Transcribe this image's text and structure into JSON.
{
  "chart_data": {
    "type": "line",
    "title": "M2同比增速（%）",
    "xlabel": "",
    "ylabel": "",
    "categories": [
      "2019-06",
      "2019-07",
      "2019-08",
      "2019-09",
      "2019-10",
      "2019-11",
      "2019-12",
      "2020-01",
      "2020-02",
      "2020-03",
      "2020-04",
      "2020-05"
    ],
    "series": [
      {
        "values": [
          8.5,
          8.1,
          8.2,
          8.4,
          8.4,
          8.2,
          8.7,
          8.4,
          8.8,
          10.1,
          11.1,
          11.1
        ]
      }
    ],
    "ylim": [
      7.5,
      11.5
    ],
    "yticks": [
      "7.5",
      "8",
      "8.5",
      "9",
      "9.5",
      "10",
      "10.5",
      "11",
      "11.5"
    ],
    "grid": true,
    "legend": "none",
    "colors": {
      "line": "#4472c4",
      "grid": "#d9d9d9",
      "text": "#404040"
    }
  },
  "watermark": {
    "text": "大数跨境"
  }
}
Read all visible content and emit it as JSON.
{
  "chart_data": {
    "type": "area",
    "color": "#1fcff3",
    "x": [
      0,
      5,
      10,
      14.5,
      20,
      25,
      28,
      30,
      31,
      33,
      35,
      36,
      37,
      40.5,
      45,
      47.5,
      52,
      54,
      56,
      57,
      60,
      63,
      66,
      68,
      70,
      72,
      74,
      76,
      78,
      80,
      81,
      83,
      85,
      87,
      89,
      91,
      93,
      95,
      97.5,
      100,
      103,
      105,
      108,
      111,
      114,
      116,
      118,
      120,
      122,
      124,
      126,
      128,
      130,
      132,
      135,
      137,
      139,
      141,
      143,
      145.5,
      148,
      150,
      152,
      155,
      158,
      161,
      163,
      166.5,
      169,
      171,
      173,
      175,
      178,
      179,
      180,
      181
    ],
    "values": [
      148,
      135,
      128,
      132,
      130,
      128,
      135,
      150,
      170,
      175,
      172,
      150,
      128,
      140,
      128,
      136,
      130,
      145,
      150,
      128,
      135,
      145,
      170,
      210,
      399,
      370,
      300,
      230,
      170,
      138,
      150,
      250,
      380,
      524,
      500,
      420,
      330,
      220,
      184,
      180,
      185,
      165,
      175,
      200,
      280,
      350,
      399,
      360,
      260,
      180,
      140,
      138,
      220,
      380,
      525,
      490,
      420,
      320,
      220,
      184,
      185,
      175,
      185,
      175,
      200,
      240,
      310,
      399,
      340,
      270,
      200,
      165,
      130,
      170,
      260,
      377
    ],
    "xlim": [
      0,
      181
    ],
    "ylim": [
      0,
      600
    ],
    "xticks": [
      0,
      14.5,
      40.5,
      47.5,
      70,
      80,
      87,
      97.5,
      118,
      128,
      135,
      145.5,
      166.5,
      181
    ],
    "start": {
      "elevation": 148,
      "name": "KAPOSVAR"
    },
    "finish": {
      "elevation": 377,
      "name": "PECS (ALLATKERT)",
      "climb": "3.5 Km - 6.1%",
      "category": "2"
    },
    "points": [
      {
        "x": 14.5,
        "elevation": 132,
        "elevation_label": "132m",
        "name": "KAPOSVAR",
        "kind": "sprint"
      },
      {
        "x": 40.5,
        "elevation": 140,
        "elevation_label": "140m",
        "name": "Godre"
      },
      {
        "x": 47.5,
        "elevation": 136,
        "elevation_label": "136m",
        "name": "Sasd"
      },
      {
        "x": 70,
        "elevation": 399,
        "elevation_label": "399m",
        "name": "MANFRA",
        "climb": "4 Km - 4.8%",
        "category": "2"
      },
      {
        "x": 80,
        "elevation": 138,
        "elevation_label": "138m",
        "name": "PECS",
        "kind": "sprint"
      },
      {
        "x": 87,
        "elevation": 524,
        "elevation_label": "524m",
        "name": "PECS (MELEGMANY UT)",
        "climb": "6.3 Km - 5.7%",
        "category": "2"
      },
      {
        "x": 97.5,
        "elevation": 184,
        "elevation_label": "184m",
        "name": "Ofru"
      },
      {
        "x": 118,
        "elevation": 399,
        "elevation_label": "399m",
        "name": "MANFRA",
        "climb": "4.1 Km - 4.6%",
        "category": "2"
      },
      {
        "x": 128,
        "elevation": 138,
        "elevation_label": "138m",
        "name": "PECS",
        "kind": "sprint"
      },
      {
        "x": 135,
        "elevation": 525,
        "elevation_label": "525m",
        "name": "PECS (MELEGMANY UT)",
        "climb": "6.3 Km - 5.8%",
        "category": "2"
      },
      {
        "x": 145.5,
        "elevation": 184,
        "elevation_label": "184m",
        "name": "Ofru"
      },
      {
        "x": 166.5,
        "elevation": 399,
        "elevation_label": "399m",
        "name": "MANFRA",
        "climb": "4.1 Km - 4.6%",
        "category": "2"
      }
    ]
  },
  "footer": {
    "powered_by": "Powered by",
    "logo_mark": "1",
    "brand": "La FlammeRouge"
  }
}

= = = = =

Each record above should be returned exactly as it appears.

Solved problem:
Transcribe this image's text and structure into JSON.
{
  "chart_data": {
    "type": "line",
    "title": "M2同比增速（%）",
    "xlabel": "",
    "ylabel": "",
    "categories": [
      "2019-06",
      "2019-07",
      "2019-08",
      "2019-09",
      "2019-10",
      "2019-11",
      "2019-12",
      "2020-01",
      "2020-02",
      "2020-03",
      "2020-04",
      "2020-05"
    ],
    "series": [
      {
        "values": [
          8.5,
          8.1,
          8.2,
          8.4,
          8.4,
          8.2,
          8.7,
          8.4,
          8.8,
          10.1,
          11.1,
          11.1
        ]
      }
    ],
    "ylim": [
      7.5,
      11.5
    ],
    "yticks": [
      "7.5",
      "8",
      "8.5",
      "9",
      "9.5",
      "10",
      "10.5",
      "11",
      "11.5"
    ],
    "grid": true,
    "legend": "none",
    "colors": {
      "line": "#4472c4",
      "grid": "#d9d9d9",
      "text": "#404040"
    }
  },
  "watermark": {
    "text": "大数跨境"
  }
}
Read all visible content and emit it as JSON.
{
  "chart_data": {
    "type": "area",
    "color": "#1fcff3",
    "x": [
      0,
      5,
      10,
      14.5,
      20,
      25,
      28,
      30,
      31,
      33,
      35,
      36,
      37,
      40.5,
      45,
      47.5,
      52,
      54,
      56,
      57,
      60,
      63,
      66,
      68,
      70,
      72,
      74,
      76,
      78,
      80,
      81,
      83,
      85,
      87,
      89,
      91,
      93,
      95,
      97.5,
      100,
      103,
      105,
      108,
      111,
      114,
      116,
      118,
      120,
      122,
      124,
      126,
      128,
      130,
      132,
      135,
      137,
      139,
      141,
      143,
      145.5,
      148,
      150,
      152,
      155,
      158,
      161,
      163,
      166.5,
      169,
      171,
      173,
      175,
      178,
      179,
      180,
      181
    ],
    "values": [
      148,
      135,
      128,
      132,
      130,
      128,
      135,
      150,
      170,
      175,
      172,
      150,
      128,
      140,
      128,
      136,
      130,
      145,
      150,
      128,
      135,
      145,
      170,
      210,
      399,
      370,
      300,
      230,
      170,
      138,
      150,
      250,
      380,
      524,
      500,
      420,
      330,
      220,
      184,
      180,
      185,
      165,
      175,
      200,
      280,
      350,
      399,
      360,
      260,
      180,
      140,
      138,
      220,
      380,
      525,
      490,
      420,
      320,
      220,
      184,
      185,
      175,
      185,
      175,
      200,
      240,
      310,
      399,
      340,
      270,
      200,
      165,
      130,
      170,
      260,
      377
    ],
    "xlim": [
      0,
      181
    ],
    "ylim": [
      0,
      600
    ],
    "xticks": [
      0,
      14.5,
      40.5,
      47.5,
      70,
      80,
      87,
      97.5,
      118,
      128,
      135,
      145.5,
      166.5,
      181
    ],
    "start": {
      "elevation": 148,
      "name": "KAPOSVAR"
    },
    "finish": {
      "elevation": 377,
      "name": "PECS (ALLATKERT)",
      "climb": "3.5 Km - 6.1%",
      "category": "2"
    },
    "points": [
      {
        "x": 14.5,
        "elevation": 132,
        "elevation_label": "132m",
        "name": "KAPOSVAR",
        "kind": "sprint"
      },
      {
        "x": 40.5,
        "elevation": 140,
        "elevation_label": "140m",
        "name": "Godre"
      },
      {
        "x": 47.5,
        "elevation": 136,
        "elevation_label": "136m",
        "name": "Sasd"
      },
      {
        "x": 70,
        "elevation": 399,
        "elevation_label": "399m",
        "name": "MANFRA",
        "climb": "4 Km - 4.8%",
        "category": "2"
      },
      {
        "x": 80,
        "elevation": 138,
        "elevation_label": "138m",
        "name": "PECS",
        "kind": "sprint"
      },
      {
        "x": 87,
        "elevation": 524,
        "elevation_label": "524m",
        "name": "PECS (MELEGMANY UT)",
        "climb": "6.3 Km - 5.7%",
        "category": "2"
      },
      {
        "x": 97.5,
        "elevation": 184,
        "elevation_label": "184m",
        "name": "Ofru"
      },
      {
        "x": 118,
        "elevation": 399,
        "elevation_label": "399m",
        "name": "MANFRA",
        "climb": "4.1 Km - 4.6%",
        "category": "2"
      },
      {
        "x": 128,
        "elevation": 138,
        "elevation_label": "138m",
        "name": "PECS",
        "kind": "sprint"
      },
      {
        "x": 135,
        "elevation": 525,
        "elevation_label": "525m",
        "name": "PECS (MELEGMANY UT)",
        "climb": "6.3 Km - 5.8%",
        "category": "2"
      },
      {
        "x": 145.5,
        "elevation": 184,
        "elevation_label": "184m",
        "name": "Ofru"
      },
      {
        "x": 166.5,
        "elevation": 399,
        "elevation_label": "399m",
        "name": "MANFRA",
        "climb": "4.1 Km - 4.6%",
        "category": "2"
      }
    ]
  },
  "footer": {
    "powered_by": "Powered by",
    "logo_mark": "1",
    "brand": "La FlammeRouge"
  }
}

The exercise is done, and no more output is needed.